Supplied information =
########################################

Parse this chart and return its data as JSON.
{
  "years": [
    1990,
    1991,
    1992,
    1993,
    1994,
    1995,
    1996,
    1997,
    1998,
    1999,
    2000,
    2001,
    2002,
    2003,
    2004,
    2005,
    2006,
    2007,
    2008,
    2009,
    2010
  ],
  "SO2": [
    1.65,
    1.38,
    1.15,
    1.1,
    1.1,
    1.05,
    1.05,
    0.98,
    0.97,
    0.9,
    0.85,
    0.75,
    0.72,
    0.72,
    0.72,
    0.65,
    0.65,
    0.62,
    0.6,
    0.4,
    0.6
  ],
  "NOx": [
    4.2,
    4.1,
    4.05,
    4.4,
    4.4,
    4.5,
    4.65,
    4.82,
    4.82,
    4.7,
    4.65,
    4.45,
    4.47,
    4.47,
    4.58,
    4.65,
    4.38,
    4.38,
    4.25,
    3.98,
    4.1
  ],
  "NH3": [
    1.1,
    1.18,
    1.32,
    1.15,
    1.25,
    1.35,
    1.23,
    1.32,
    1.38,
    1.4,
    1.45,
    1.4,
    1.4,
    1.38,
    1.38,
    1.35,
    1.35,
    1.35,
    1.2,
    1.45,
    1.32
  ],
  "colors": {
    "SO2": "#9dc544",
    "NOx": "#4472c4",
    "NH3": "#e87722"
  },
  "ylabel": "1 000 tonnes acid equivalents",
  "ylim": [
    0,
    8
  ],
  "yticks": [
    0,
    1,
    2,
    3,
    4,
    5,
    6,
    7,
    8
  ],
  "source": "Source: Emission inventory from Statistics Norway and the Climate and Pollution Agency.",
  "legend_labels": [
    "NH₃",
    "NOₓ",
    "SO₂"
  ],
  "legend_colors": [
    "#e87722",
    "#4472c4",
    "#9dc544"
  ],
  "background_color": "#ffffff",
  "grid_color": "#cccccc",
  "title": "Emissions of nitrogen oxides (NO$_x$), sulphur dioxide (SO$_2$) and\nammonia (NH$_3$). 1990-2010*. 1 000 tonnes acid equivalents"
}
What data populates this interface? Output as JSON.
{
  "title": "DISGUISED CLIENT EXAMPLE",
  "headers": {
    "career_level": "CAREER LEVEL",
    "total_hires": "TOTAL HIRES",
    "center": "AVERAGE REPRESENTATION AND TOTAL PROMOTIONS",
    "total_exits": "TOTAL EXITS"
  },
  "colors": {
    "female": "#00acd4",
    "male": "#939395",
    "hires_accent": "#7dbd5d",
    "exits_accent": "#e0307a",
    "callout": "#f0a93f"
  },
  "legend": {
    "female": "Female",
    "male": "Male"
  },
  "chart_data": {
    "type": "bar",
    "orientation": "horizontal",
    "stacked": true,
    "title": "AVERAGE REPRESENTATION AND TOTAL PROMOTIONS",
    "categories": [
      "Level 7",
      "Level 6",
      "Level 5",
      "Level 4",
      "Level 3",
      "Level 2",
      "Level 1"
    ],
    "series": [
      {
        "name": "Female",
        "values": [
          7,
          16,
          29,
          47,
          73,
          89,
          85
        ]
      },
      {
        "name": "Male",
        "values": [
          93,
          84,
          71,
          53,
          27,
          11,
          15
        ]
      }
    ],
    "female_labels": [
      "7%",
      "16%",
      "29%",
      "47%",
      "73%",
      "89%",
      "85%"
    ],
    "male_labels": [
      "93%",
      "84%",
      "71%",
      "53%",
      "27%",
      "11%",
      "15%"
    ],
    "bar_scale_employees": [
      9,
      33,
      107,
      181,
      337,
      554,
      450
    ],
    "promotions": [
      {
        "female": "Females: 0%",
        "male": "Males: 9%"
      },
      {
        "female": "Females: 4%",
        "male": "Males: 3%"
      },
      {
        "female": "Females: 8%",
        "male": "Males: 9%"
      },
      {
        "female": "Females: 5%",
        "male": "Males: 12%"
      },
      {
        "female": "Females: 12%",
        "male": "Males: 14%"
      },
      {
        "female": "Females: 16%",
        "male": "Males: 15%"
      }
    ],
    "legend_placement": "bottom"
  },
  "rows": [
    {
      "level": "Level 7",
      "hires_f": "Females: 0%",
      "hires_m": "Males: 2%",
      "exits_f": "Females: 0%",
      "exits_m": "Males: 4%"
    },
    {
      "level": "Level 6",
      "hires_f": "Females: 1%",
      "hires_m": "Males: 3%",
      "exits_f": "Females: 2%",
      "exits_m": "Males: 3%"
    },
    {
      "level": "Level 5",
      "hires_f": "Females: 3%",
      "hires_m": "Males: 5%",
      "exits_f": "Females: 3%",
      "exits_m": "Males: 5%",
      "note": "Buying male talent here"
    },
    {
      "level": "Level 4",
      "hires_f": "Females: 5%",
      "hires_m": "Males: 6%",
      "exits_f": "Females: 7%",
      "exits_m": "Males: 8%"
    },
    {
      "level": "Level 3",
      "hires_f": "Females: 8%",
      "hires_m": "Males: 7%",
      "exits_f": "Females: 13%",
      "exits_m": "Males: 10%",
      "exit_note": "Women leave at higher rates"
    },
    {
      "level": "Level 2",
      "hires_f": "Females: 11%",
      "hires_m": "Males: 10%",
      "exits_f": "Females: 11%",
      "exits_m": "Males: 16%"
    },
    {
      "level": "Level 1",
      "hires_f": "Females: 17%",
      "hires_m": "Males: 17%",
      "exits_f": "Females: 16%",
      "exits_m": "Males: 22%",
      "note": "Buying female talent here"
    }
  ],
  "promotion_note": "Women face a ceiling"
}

########################################

Problem =
From the data, pick out every line that includes "REPRESENTATION".

Task output =
    "center": "AVERAGE REPRESENTATION AND TOTAL PROMOTIONS",
    "title": "AVERAGE REPRESENTATION AND TOTAL PROMOTIONS",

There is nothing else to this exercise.